Goal:
Reproduce each line that includes the word "Goodwill".

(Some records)
↓

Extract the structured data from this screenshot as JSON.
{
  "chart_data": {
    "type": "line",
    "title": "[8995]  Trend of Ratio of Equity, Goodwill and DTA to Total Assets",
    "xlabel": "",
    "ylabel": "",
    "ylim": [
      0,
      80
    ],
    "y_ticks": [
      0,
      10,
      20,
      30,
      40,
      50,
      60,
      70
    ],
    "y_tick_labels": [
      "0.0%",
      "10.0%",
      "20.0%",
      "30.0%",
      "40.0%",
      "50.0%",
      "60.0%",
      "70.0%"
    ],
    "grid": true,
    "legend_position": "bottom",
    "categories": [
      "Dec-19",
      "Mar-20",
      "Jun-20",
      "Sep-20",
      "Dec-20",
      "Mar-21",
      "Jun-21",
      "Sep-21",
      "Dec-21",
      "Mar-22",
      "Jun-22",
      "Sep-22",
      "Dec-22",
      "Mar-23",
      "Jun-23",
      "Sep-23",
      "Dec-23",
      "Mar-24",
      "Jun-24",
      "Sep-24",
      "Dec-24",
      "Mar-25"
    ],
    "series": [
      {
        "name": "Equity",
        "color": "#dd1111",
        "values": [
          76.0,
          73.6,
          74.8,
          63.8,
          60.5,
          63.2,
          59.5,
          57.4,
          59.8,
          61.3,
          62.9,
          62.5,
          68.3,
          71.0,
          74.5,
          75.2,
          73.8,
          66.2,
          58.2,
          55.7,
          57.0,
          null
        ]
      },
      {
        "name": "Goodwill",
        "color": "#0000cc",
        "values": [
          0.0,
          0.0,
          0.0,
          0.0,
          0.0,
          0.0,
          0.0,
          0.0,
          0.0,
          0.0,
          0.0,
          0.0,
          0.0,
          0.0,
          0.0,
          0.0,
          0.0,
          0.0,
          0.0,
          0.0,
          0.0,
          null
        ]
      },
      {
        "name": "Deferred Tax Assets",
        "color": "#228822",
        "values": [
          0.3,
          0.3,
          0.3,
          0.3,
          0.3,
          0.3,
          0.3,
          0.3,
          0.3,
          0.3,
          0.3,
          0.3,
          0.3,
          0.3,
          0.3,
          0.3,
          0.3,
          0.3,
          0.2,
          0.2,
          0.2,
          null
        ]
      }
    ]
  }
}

↑

Reply to the task:
    "title": "[8995]  Trend of Ratio of Equity, Goodwill and DTA to Total Assets",
        "name": "Goodwill",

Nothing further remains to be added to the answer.